§ **PAGE**
◆ ◆ ◆ ◆ ◆ ◆ ◆

In football, two-a-days come with a few different purposes. One, it allows you to cram a lot of practice into just one day. And two, it shows you during your second practice which players can step up when they are completely beat and tired.
There are some diminishing returns when it comes to two-a-days, however, because the practices may not be as crisp as they need to be. Players are too tired to give the coaches what they want. So how much are you really getting out of that one day?
There are also safety concerns, which is why this spring the NCAA Division I Council eliminated multiple contact practices in a single day during the preseason.
With two-a-days taken out of the equation, those practices needed to be spread across a longer stretch of days, which is why the Buckeyes and every other team began their fall practices earlier than previous years. In fact, thanks to a Thursday night season opener this season, Ohio State had to begin their preseason camp 11 days earlier than their 2016 camp.

◆ ◆ ◆ ◆ ◆ ◆ ◆

§ **DATA ENTRIES**
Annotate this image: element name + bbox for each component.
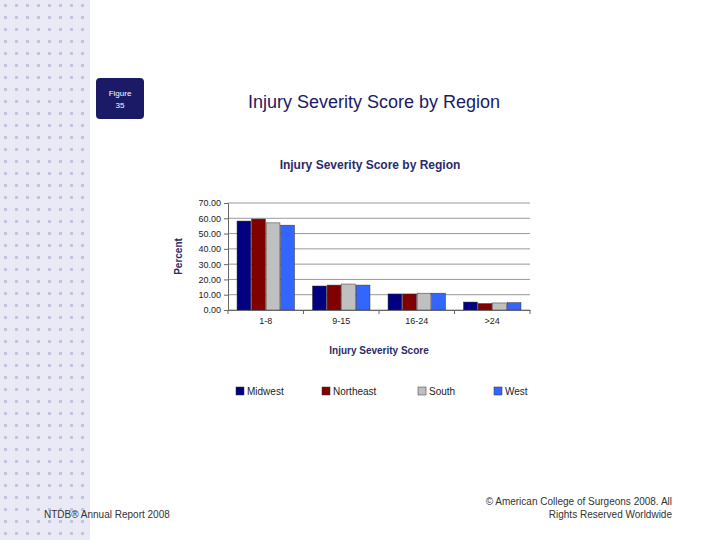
figure-number: 35 (116, 101, 125, 110)
y-tick-mark (224, 218, 228, 219)
bar (507, 303, 521, 310)
x-tick: 16-24 (405, 310, 428, 326)
bar (493, 303, 507, 310)
legend-item: Midwest (236, 386, 284, 397)
x-tick: 1-8 (259, 310, 272, 326)
y-tick: 40.00 (198, 244, 228, 254)
bar (356, 285, 370, 310)
y-tick-label: 40.00 (198, 244, 221, 254)
y-tick-mark (224, 249, 228, 250)
legend-label: Northeast (333, 386, 377, 397)
bar (432, 293, 446, 310)
legend-item: Northeast (322, 386, 377, 397)
y-tick: 70.00 (198, 198, 228, 208)
x-tick-label: >24 (485, 316, 500, 326)
y-axis-line (224, 204, 229, 311)
bar (281, 225, 295, 310)
grid (228, 203, 530, 310)
grid-line (228, 203, 530, 204)
y-axis-title: Percent (173, 237, 184, 274)
grid-line (228, 218, 530, 219)
x-separator (379, 310, 380, 314)
bar (266, 223, 280, 310)
y-tick-label: 60.00 (198, 214, 221, 224)
y-tick-label: 70.00 (198, 198, 221, 208)
bar (464, 302, 478, 310)
y-tick-mark (224, 310, 228, 311)
footer-left: NTDB® Annual Report 2008 (44, 509, 170, 520)
legend-item: West (494, 386, 528, 397)
legend-label: West (505, 386, 528, 397)
bar (327, 285, 341, 310)
y-tick-mark (224, 279, 228, 280)
y-tick-mark (224, 295, 228, 296)
legend-swatch (494, 387, 502, 395)
legend: Midwest Northeast South West (236, 386, 528, 397)
bar (313, 286, 327, 310)
legend-label: South (429, 386, 455, 397)
bar (388, 294, 402, 310)
y-tick-mark (224, 264, 228, 265)
legend-label: Midwest (247, 386, 284, 397)
x-tick-label: 16-24 (405, 316, 428, 326)
y-axis: 0.00 10.00 20.00 30.00 40.00 50.00 60.00 70.00 (198, 198, 228, 315)
bar (342, 284, 356, 310)
y-tick: 20.00 (198, 275, 228, 285)
footer-right: Rights Reserved Worldwide (549, 509, 673, 520)
x-axis: 1-8 9-15 16-24 >24 (229, 310, 531, 326)
x-tick-label: 1-8 (259, 316, 272, 326)
slide: Figure 35 Injury Severity Score by Region N… (0, 0, 720, 540)
x-separator (303, 310, 304, 314)
bar (417, 293, 431, 310)
x-axis-title: Injury Severity Score (329, 345, 429, 356)
bar (237, 221, 251, 310)
x-separator (454, 310, 455, 314)
y-tick: 0.00 (203, 305, 228, 315)
bars (237, 219, 521, 310)
y-tick-mark (224, 234, 228, 235)
footer-right: © American College of Surgeons 2008. All (486, 496, 672, 507)
x-tick-label: 9-15 (332, 316, 350, 326)
y-tick: 10.00 (198, 290, 228, 300)
bar (403, 294, 417, 310)
slide-title: Injury Severity Score by Region (248, 92, 500, 112)
x-tick: 9-15 (332, 310, 350, 326)
y-tick-label: 20.00 (198, 275, 221, 285)
y-tick: 50.00 (198, 229, 228, 239)
chart-title: Injury Severity Score by Region (280, 158, 461, 172)
y-tick: 30.00 (198, 260, 228, 270)
side-stripe (0, 0, 90, 540)
y-tick-mark (224, 203, 228, 204)
legend-swatch (418, 387, 426, 395)
x-separator (228, 310, 229, 314)
y-tick-label: 0.00 (203, 305, 221, 315)
legend-item: South (418, 386, 455, 397)
x-separator (530, 310, 531, 314)
y-tick: 60.00 (198, 214, 228, 224)
figure-box (96, 78, 144, 119)
legend-swatch (236, 387, 244, 395)
legend-swatch (322, 387, 330, 395)
bar (478, 304, 492, 310)
y-tick-label: 30.00 (198, 260, 221, 270)
y-tick-label: 10.00 (198, 290, 221, 300)
bar (252, 219, 266, 310)
y-tick-label: 50.00 (198, 229, 221, 239)
x-separators (228, 310, 530, 314)
x-tick: >24 (485, 310, 500, 326)
figure-label: Figure (109, 89, 132, 98)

◆ ◆ ◆ ◆ ◆ ◆ ◆

From the football practice article above, copy word for word the passage that opens with the words containing "With two-a-days taken" and closes with "their 2016 camp.".

With two-a-days taken out of the equation, those practices needed to be spread across a longer stretch of days, which is why the Buckeyes and every other team began their fall practices earlier than previous years. In fact, thanks to a Thursday night season opener this season, Ohio State had to begin their preseason camp 11 days earlier than their 2016 camp.